Works out to be ~7%. Mixed 2:1 with lemonade and is very popular, so much so i have 2 bottles left! Boxing day and NYE wiped out my stocks, everyone wanted some. Have another 2 bubbling away now but added some lactose (250g) to see if i could sweeten it up a bit. 

Cheers
DrSmurto


----------



## johnno (15/1/07)

microbe said:


> How did this turn out Johnno? I picked up one of those kits cheap the other day and this looks like a good way to "kick it up a notch". Was it?
> 
> Cheers :beer:
> 
> microbe




Hi microbe,

I just saw this. 

Yep it turned out fine, once it carbed up after a couple of weeks it did not last long.

I only had a few glasses here and there as I prefer my ginger beer the wussy way with no alchohol in it.  

The Mrs and friends loved it and hassled me to make more.

They must wait for the beer stocks to go up :chug: 

cheers
johnno


----------



## Keifer (15/1/07)

• **Record set**:

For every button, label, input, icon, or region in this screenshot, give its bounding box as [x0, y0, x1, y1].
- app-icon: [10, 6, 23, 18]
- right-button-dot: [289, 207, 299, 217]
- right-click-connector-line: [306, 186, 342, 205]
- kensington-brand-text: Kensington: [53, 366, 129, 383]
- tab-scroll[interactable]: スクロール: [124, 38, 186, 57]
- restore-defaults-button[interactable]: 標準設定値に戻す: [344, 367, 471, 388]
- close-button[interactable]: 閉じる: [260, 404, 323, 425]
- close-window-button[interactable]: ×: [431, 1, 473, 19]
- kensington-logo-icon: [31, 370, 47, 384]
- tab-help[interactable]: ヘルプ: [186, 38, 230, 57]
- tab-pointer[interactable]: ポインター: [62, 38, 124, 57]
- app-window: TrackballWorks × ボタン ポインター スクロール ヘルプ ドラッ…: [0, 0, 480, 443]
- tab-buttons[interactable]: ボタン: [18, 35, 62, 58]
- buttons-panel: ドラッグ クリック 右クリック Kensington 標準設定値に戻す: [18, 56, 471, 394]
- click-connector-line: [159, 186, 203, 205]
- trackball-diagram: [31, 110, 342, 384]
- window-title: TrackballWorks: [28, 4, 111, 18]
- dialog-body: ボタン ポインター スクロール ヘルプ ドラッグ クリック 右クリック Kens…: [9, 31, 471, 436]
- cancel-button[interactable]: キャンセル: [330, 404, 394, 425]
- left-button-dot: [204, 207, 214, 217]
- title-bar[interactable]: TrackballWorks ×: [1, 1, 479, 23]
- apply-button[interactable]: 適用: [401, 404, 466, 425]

• **Brief 1**: Translate this sentence from the ginger beer thread into Spanish: "The Mrs and friends loved it and hassled me to make more."
• **Brief 2**: According to the ginger beer thread, how much lactose went into the two batches now bubbling away?
• **Brief 3**: Transcribe part of the ginger beer thread, beginning at the words "I only had a" and stopping after "to make more.".
The rows are drawn from a separate source.

• **Written reply 1**: A la señora y a los amigos les encantó y me insistieron para que hiciera más.

• **Written reply 2**: 250g.

• **Written reply 3**:
I only had a few glasses here and there as I prefer my ginger beer the wussy way with no alchohol in it.  

The Mrs and friends loved it and hassled me to make more.